Challenges.
**A.** From the financial results presentation, reproduce the passage starting at "Shareholders' Equity has" and ending at "targeted cost-cutting program.", changing "Interest Bearing Liabilities" to "interest-bearing debt".
**B.** Write what comes next in the shipping company's fiscal 2004 results presentation, picking up after its final sentence.

Reading passage.
══════════════════════════════

Ladies and Gentlemen,

 

Thank you for joining us today.

 

My name is Maekawa, and I have assumed the responsibility of the presidency from Mr. Sakinaga (current Chairman) from April this year. It is a pleasure to share this report with you on "K" LINE's Fiscal 2004 Yearly consolidated and non-consolidated financial results, and our prospects for Fiscal 2005, this being my first appearance here as President.

 

I will outline Fiscal 2004 results, and then prospects for Fiscal 2005 according to the documents given to you.

 

A. A-1. Financial Results for Fiscal 2004

In this table, the figures in the first column in blue letters show results for Fiscal 2004 which ended March 31, 2005. As you can see, Operating Revenues are 828.4 billion yen and Ordinary Income is 107.2 billion yen, which has surpassed 100 billion yen for the first time in our history, and Net Income has increased to 59.9 billion yen. We feel we have achieved very good results for Fiscal 2004.

 

During the year, average exchange rate was 107.46 yen per U.S, dollar, and average bunker price 191.71 U.S. dollars per metric ton. On a year-on-year basis, 6.5 yen rise in value of Japanese yen against U.S. dollar, and over 20 U.S. dollar jump in fuel oil price were experienced. Even though there have been such cost-up factors, we were able to gain more profit from our business expansion, favorable market freight rates and also more cost reduction than expected.

 

Based on these results, we have declared 16.5 yen per share dividend for Fiscal 2004 in accordance with our basic dividend policy to return benefit to our shareholders based on appropriation of 20 percent of net income on a non-consolidated basis, which resulted in 49 billion yen,

 

A-2. Key Points for Fiscal 2004 results

As is indicated here, we have recorded new highs in consolidated net income for three consecutive years. Our Operating Revenues are at a 5-year high, and Operating Income and Ordinary Income* at new highs for the second year in a row.

 

The results for Fiscal 2004 have exceeded income targets set for Fiscal 2008, final year in our 5-year management plan, "K"LINE Vision 2008 that started in April 2004, due to the freight market unexpectedly being more favorable than predicted at that time.
Regarding our financial constitution, let me explain with Slide 14 "C-2. "K"Line Vision 2008 Numerical Targets" in these documents. As you can see in the graph on the right side, our financial indices have greatly improved.

 

Shareholders' Equity has increased with accumulation of profits, and Interest Bearing Liabilities were reduced.

 

Returning to Slide 4, factors accounting for growth in revenues and incomes are, as I touched before, business expansion; far more positive market situation than expected; and achievements in our targeted cost-cutting program.

 

However, the buoyant market has simultaneously resulted in higher charterage, which is our cost when we charter ships, and, as you are aware, there have been such negative factors as slight yen appreciation against U.S. Dollar and increased bunker price due to crude oil hike.

 

As mentioned here, beyond negative effects of 6.5 billion yen from currency exchange rates and 5 billion yen from bunker price, affirmative effects contributed 36.5 billion yen from market improvement, 12.5 billion yen from business expansion and 7 billion yen from cost reduction.

 

Under such an upturn in business, we posted extraordinary losses resulting from application of accounting for the impairment of fixed assets earlier than legalized this year in Japan. Annual dividend of 16.5 yen per share has been declared as was explained before.

 

Next, I will talk about division-wise business trend.

══════════════════════════════

Records supplied.

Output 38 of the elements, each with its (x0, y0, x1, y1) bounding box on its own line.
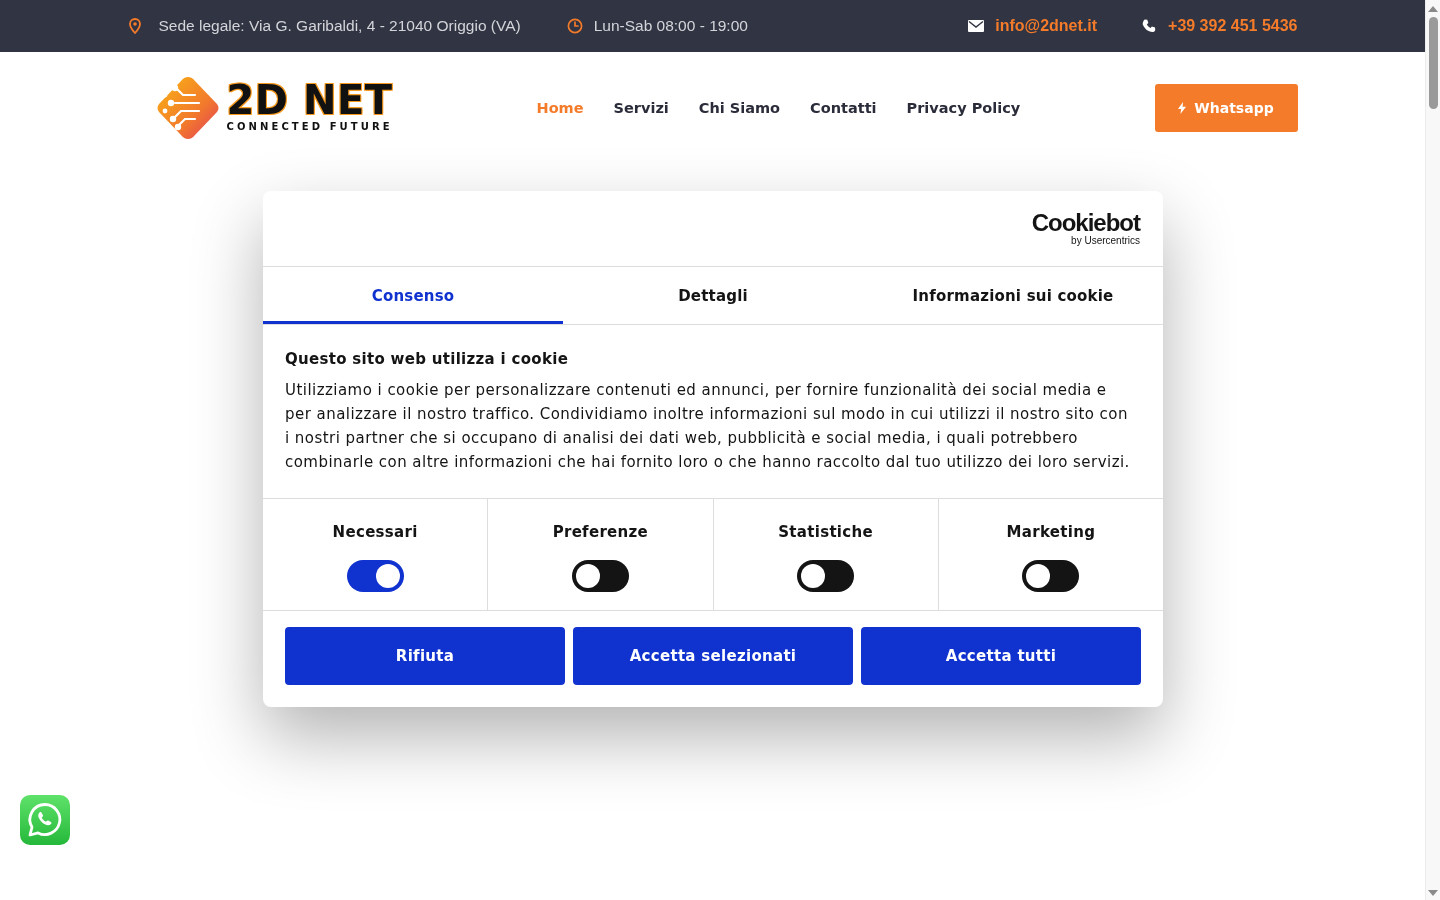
dialog-tab[interactable]: Consenso (263, 267, 563, 324)
phone-icon (1142, 18, 1158, 34)
consent-button[interactable]: Accetta selezionati (573, 627, 853, 685)
nav-link[interactable]: Privacy Policy (906, 100, 1021, 116)
toggle-label: Marketing (1006, 522, 1096, 543)
address-text: Sede legale: Via G. Garibaldi, 4 - 21040 Origgio (VA) (158, 17, 521, 35)
logo-wordmark: 2D NET (226, 82, 393, 118)
nav-link[interactable]: Contatti (810, 100, 877, 116)
nav-link[interactable]: Chi Siamo (698, 100, 781, 116)
consent-button[interactable]: Accetta tutti (861, 627, 1141, 685)
email-link[interactable]: info@2dnet.it (995, 17, 1098, 35)
toggle-switch[interactable] (797, 560, 855, 592)
toggle-label: Preferenze (552, 522, 649, 543)
cookiebot-byline: by Usercentrics (1071, 234, 1140, 247)
dialog-tab[interactable]: Dettagli (563, 267, 863, 324)
toggle-switch[interactable] (346, 560, 404, 592)
nav-link[interactable]: Servizi (613, 100, 669, 116)
dialog-tab[interactable]: Informazioni sui cookie (863, 267, 1163, 324)
chat-bubble-icon[interactable] (20, 795, 70, 845)
location-pin-icon (128, 18, 141, 34)
toggle-switch[interactable] (1022, 560, 1080, 592)
scrollbar[interactable] (1425, 0, 1440, 900)
logo-tagline: CONNECTED FUTURE (226, 120, 393, 134)
dialog-title: Questo sito web utilizza i cookie (285, 349, 570, 370)
scrollbar-thumb[interactable] (1428, 17, 1438, 109)
dialog-description: Utilizziamo i cookie per personalizzare contenuti ed annunci, per fornire funzionalità dei social media e per analizzare il nostro traffico. Condividiamo inoltre informazioni sul modo in cui utilizzi il nostro sito con i nostri partner che si occupano di analisi dei dati web, pubblicità e social media, i quali potrebbero combinarle con altre informazioni che hai fornito loro o che hanno raccolto dal tuo utilizzo dei loro servizi. (285, 380, 1131, 473)
lightning-icon (1178, 102, 1187, 114)
scroll-down-icon[interactable] (1428, 890, 1438, 896)
toggle-label: Statistiche (778, 522, 873, 543)
toggle-label: Necessari (332, 522, 418, 543)
opening-hours-text: Lun-Sab 08:00 - 19:00 (593, 17, 748, 35)
phone-link[interactable]: +39 392 451 5436 (1168, 17, 1298, 35)
toggle-switch[interactable] (571, 560, 629, 592)
consent-button[interactable]: Rifiuta (285, 627, 565, 685)
envelope-icon (968, 20, 985, 32)
clock-icon (566, 18, 583, 34)
scroll-up-icon[interactable] (1428, 6, 1438, 12)
cookiebot-logo-text: Cookiebot (1031, 210, 1140, 235)
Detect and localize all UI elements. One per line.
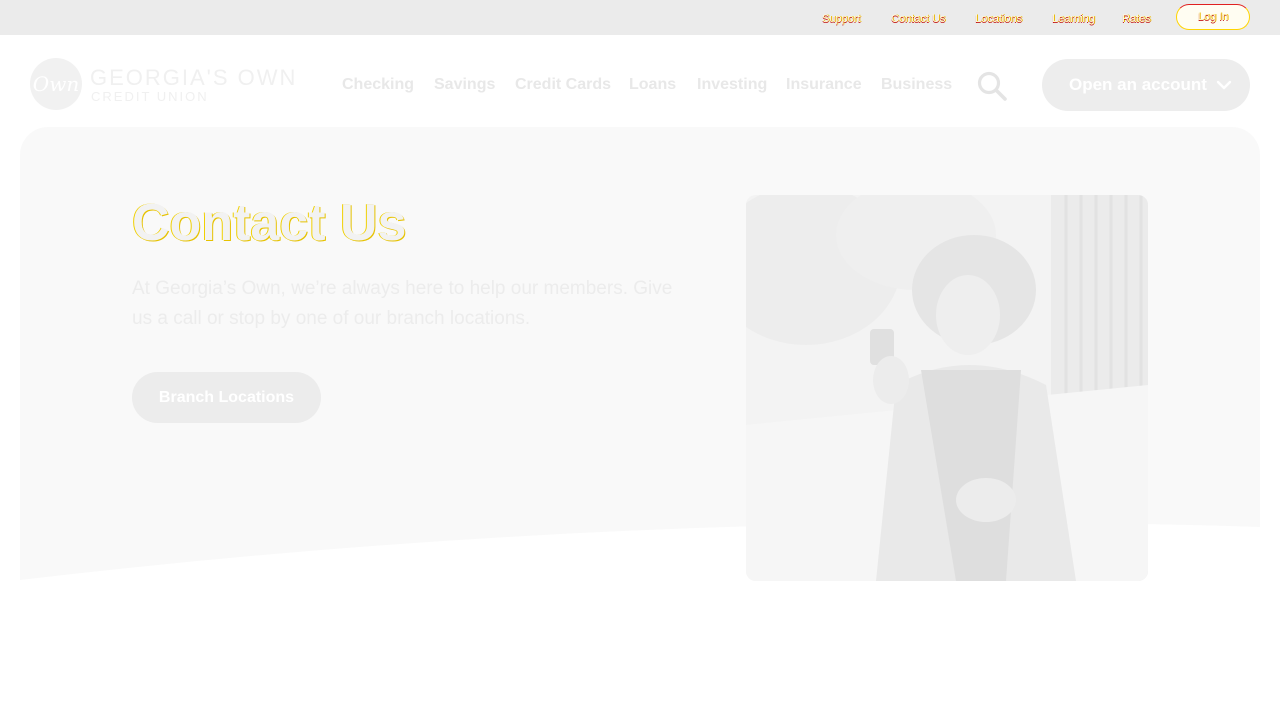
hero-description: At Georgia’s Own, we’re always here to h… <box>132 278 673 329</box>
utility-link-locations[interactable]: Locations <box>975 11 1022 27</box>
nav-item-insurance[interactable]: Insurance <box>786 75 862 95</box>
logo-subtitle: CREDIT UNION <box>91 89 209 104</box>
utility-link-contact-us[interactable]: Contact Us <box>891 11 945 27</box>
logo-title: GEORGIA'S OWN <box>90 65 298 90</box>
login-button[interactable]: Log In <box>1176 4 1250 30</box>
nav-item-investing[interactable]: Investing <box>697 75 767 95</box>
nav-item-savings[interactable]: Savings <box>434 75 495 95</box>
logo[interactable]: Own GEORGIA'S OWN CREDIT UNION <box>30 58 295 112</box>
open-account-label: Open an account <box>1069 75 1207 94</box>
utility-nav: Support Contact Us Locations Learning Ra… <box>0 11 1280 27</box>
nav-item-credit-cards[interactable]: Credit Cards <box>515 75 611 95</box>
logo-mark: Own <box>30 58 82 110</box>
page-title: Contact Us <box>132 194 407 252</box>
nav-item-checking[interactable]: Checking <box>342 75 414 95</box>
utility-link-rates[interactable]: Rates <box>1122 11 1151 27</box>
utility-link-support[interactable]: Support <box>822 11 861 27</box>
nav-item-business[interactable]: Business <box>881 75 952 95</box>
main-header: Own GEORGIA'S OWN CREDIT UNION Checking … <box>0 35 1280 135</box>
chevron-down-icon <box>1216 77 1232 93</box>
nav-item-loans[interactable]: Loans <box>629 75 676 95</box>
open-account-button[interactable]: Open an account <box>1042 59 1250 111</box>
branch-locations-button[interactable]: Branch Locations <box>132 372 321 423</box>
hero-photo <box>746 195 1148 581</box>
hero-section: Contact Us At Georgia’s Own, we’re alway… <box>20 127 1260 587</box>
utility-bar: Support Contact Us Locations Learning Ra… <box>0 0 1280 35</box>
search-icon[interactable] <box>976 71 1008 101</box>
utility-link-learning[interactable]: Learning <box>1052 11 1095 27</box>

══════════════════════════════

Answers to each task.
**A.**
Shareholders' Equity has increased with accumulation of profits, and interest-bearing debt were reduced.

 

Returning to Slide 4, factors accounting for growth in revenues and incomes are, as I touched before, business expansion; far more positive market situation than expected; and achievements in our targeted cost-cutting program.

**B.**
A-3. Trend of Division-wise Results in Fiscal 2004 for Container Business

First, I will look at Containership sector, our core business, which had earnings over our original prospects.

 

Container volume carried shows positive growth overall of 8% for the year-on-year basis: 8% in Asia-North America trade, 6% in Asia-Europe trade, and 11% in Intra-Asia trade.

 

Freight restoration was realized in our major services: almost 8% in Asia-Europe trade, and nearly 3% in Asia-North America trade. Average increase ratio as a whole was approximately 8%, almost in line with our original estimation.

 

In our cost curtailing program, we have achieved 4.4 billion yen from Container Business for Fiscal 2004, which is the primary portion of the total 7 billion yen.

 

However, one specific incident affecting Container Business was the serious delay of cargo handling due to labor shortage and heavy congestion problems at West Coast ports of the U.S. since last summer, the impact of which has resulted in approximately 1 billion yen loss to us.

 

As to Container Business division, operating revenues increased 40 billion yen compared to the previous year, and ordinary income up 14 billion yen.

 

A-4. Trend of Division-wise Results in Fiscal 2004 for Bulker & Car Carrier Service

For this division, profit has also grown well over last year's results.

 

Especially in the Bulker sector, the market boomed to a historical high level, and further business expansion was also undertaken. As you can see here, operating tonnage grew by almost 6%.

 

Stable crude steel products in Japan and positive flow of various cargoes into China from all over the world have contributed to such a high level of the market. In particular, concerning the so-called 'China effect,' a hot topic in the world nowadays is the fact that iron ore transported to China during the year was beyond 200 million tons, and this has affected various aspects of our business.

 

China has also brought about cargo growth for middle-size, or even small-size bulkers, in commodities such as grain and coal.

 

As for Car Carrier sector, the number of cars we carried increased by 17% for the year-on-year basis, and for the first time since this business started, has exceeded 200 million units.

 

Completed car movements all over the world have become truly active, which we have estimated at over 10 million units for the previous year. We especially see high growth in trades from Asia to E.U., the U.S. and Australia as well as in the intra-Asia region.

 

In this division, we could achieve increases in both revenues and profits because of business expansion and continued cost savings.

 

A-5. Trend of Division-wise Results in Fiscal 2004 for Energy Transportation

This division has also earned very positive profit in general.

 

LNG projects have progressed satisfactorily and maintained stable profitability, although operating tonnage decreased slightly because one vessel in our fleet had to be dry-docked for periodic inspection, which was very abnormal situation that only happens on a rare occasion.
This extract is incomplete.